══ Data to use ══

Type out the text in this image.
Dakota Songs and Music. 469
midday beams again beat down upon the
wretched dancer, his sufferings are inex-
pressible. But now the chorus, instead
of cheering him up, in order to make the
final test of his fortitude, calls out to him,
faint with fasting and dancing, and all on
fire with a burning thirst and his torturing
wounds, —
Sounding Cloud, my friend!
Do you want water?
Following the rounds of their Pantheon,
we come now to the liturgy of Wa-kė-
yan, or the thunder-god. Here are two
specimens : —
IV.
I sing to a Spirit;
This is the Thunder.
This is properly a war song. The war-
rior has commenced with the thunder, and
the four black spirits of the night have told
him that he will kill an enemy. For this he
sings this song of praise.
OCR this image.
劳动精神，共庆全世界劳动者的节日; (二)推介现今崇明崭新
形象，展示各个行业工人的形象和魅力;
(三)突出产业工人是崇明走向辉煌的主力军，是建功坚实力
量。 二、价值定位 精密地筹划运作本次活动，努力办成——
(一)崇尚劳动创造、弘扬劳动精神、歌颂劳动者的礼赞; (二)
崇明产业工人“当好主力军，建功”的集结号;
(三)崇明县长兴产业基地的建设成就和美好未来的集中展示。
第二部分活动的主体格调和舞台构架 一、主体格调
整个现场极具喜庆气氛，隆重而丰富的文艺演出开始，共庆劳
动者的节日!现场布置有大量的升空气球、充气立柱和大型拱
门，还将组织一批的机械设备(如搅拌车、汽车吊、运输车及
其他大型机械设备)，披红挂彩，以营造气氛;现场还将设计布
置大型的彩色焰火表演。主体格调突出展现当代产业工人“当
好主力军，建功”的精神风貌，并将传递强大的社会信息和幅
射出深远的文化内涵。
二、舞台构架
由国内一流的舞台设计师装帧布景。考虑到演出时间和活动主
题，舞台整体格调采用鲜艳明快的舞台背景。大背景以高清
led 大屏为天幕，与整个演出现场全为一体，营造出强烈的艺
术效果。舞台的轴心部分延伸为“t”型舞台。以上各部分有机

═══

Task description: Return only the number of lines in the entries that contain the string "image".

Written answer: 2